------ Exercise material

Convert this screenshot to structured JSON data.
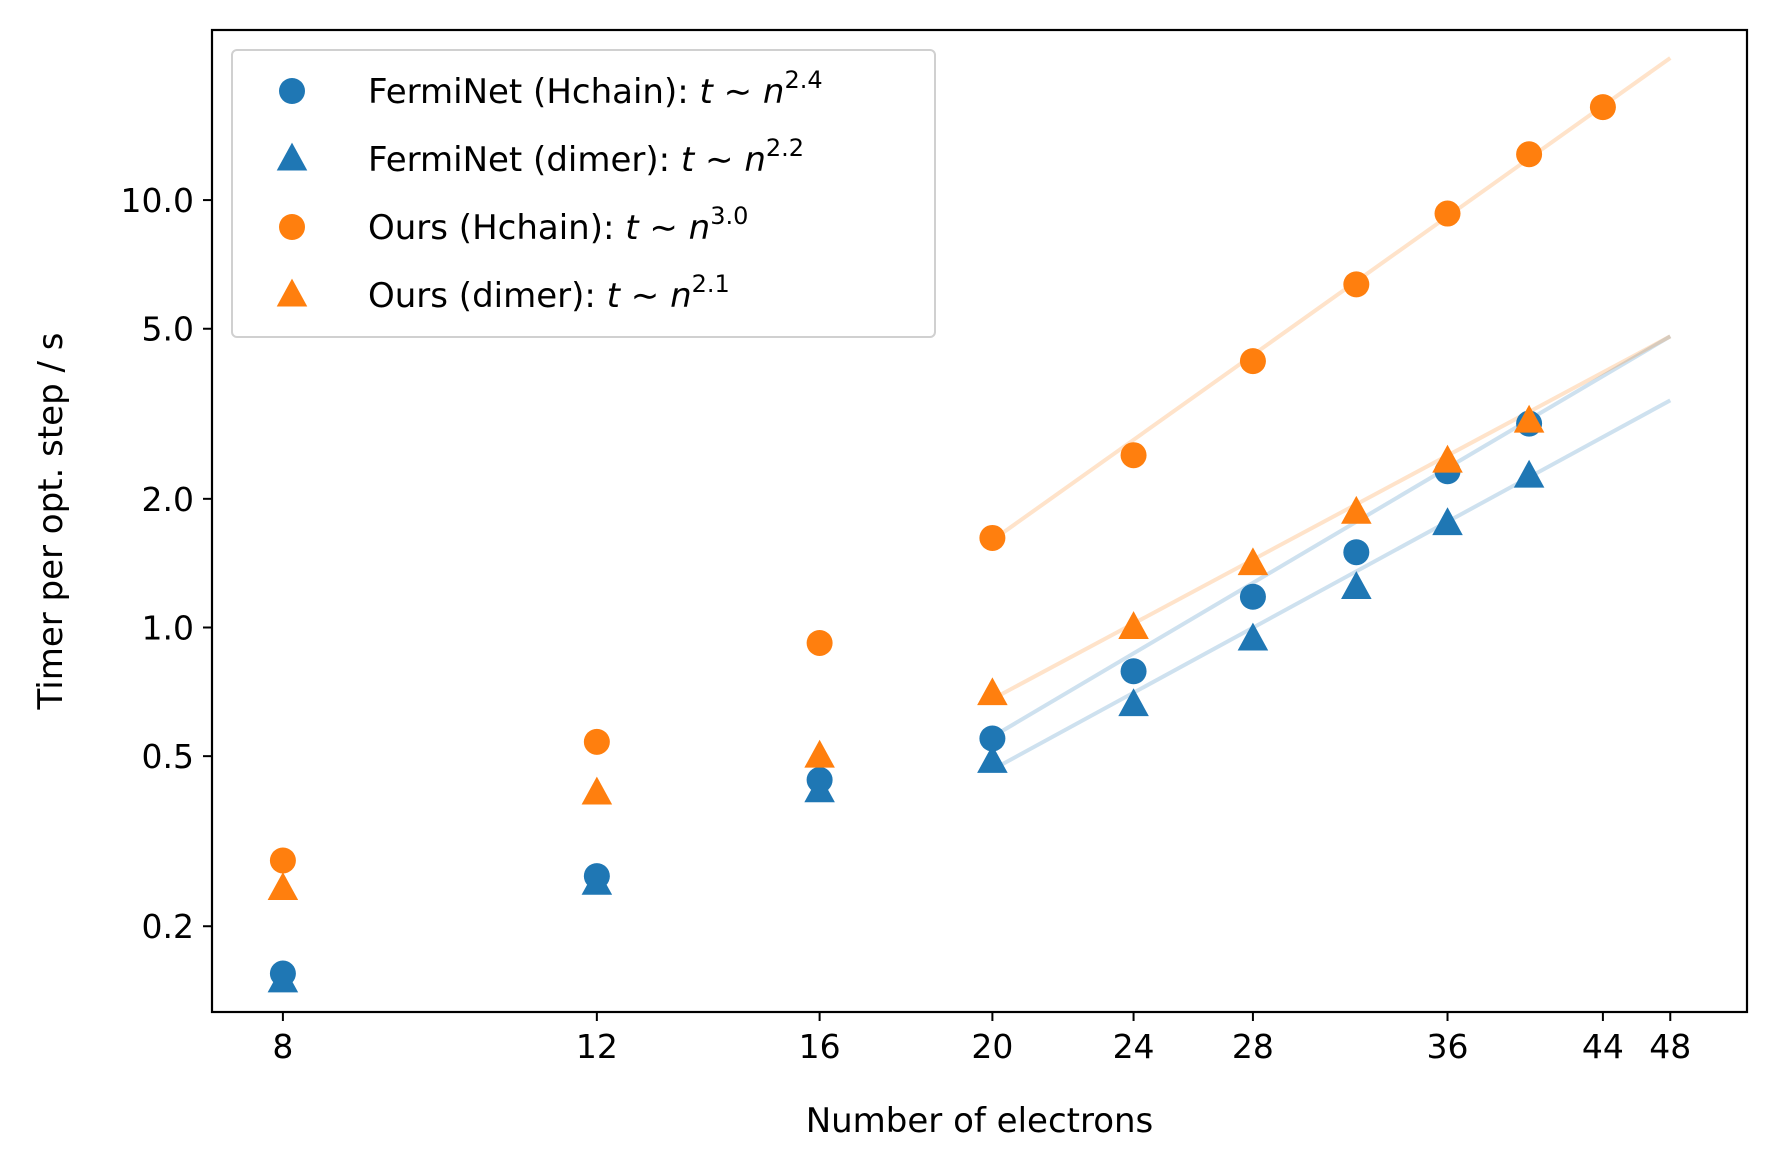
{
  "chart_data": {
    "type": "scatter",
    "xlabel": "Number of electrons",
    "ylabel": "Timer per opt. step / s",
    "x_scale": "log",
    "y_scale": "log",
    "xlim": [
      7.3,
      53
    ],
    "ylim": [
      0.126,
      25
    ],
    "xticks": [
      8,
      12,
      16,
      20,
      24,
      28,
      36,
      44,
      48
    ],
    "xtick_labels": [
      "8",
      "12",
      "16",
      "20",
      "24",
      "28",
      "36",
      "44",
      "48"
    ],
    "yticks": [
      0.2,
      0.5,
      1.0,
      2.0,
      5.0,
      10.0
    ],
    "ytick_labels": [
      "0.2",
      "0.5",
      "1.0",
      "2.0",
      "5.0",
      "10.0"
    ],
    "grid": false,
    "legend_position": "top-left",
    "series": [
      {
        "name": "FermiNet (Hchain)",
        "label_main": "FermiNet (Hchain): ",
        "exponent": "2.4",
        "marker": "circle",
        "color": "#1f77b4",
        "x": [
          8,
          12,
          16,
          20,
          24,
          28,
          32,
          36,
          40
        ],
        "y": [
          0.155,
          0.262,
          0.44,
          0.55,
          0.79,
          1.18,
          1.5,
          2.32,
          3.0
        ],
        "fit": {
          "x": [
            20,
            48
          ],
          "y": [
            0.555,
            4.8
          ]
        }
      },
      {
        "name": "FermiNet (dimer)",
        "label_main": "FermiNet (dimer): ",
        "exponent": "2.2",
        "marker": "triangle",
        "color": "#1f77b4",
        "x": [
          8,
          12,
          16,
          20,
          24,
          28,
          32,
          36,
          40
        ],
        "y": [
          0.149,
          0.252,
          0.415,
          0.486,
          0.66,
          0.94,
          1.24,
          1.75,
          2.26
        ],
        "fit": {
          "x": [
            20,
            48
          ],
          "y": [
            0.465,
            3.4
          ]
        }
      },
      {
        "name": "Ours (Hchain)",
        "label_main": "Ours (Hchain): ",
        "exponent": "3.0",
        "marker": "circle",
        "color": "#ff7f0e",
        "x": [
          8,
          12,
          16,
          20,
          24,
          28,
          32,
          36,
          40,
          44
        ],
        "y": [
          0.285,
          0.54,
          0.92,
          1.62,
          2.53,
          4.2,
          6.35,
          9.3,
          12.8,
          16.5
        ],
        "fit": {
          "x": [
            20,
            48
          ],
          "y": [
            1.6,
            21.5
          ]
        }
      },
      {
        "name": "Ours (dimer)",
        "label_main": "Ours (dimer): ",
        "exponent": "2.1",
        "marker": "triangle",
        "color": "#ff7f0e",
        "x": [
          8,
          12,
          16,
          20,
          24,
          28,
          32,
          36,
          40
        ],
        "y": [
          0.245,
          0.41,
          0.5,
          0.7,
          1.0,
          1.41,
          1.86,
          2.45,
          3.04
        ],
        "fit": {
          "x": [
            20,
            48
          ],
          "y": [
            0.68,
            4.8
          ]
        }
      }
    ]
  }
}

------------

Every line that holds the word "Hchain" counts once; state the total number of such lines and nothing else.

Completed exercise
4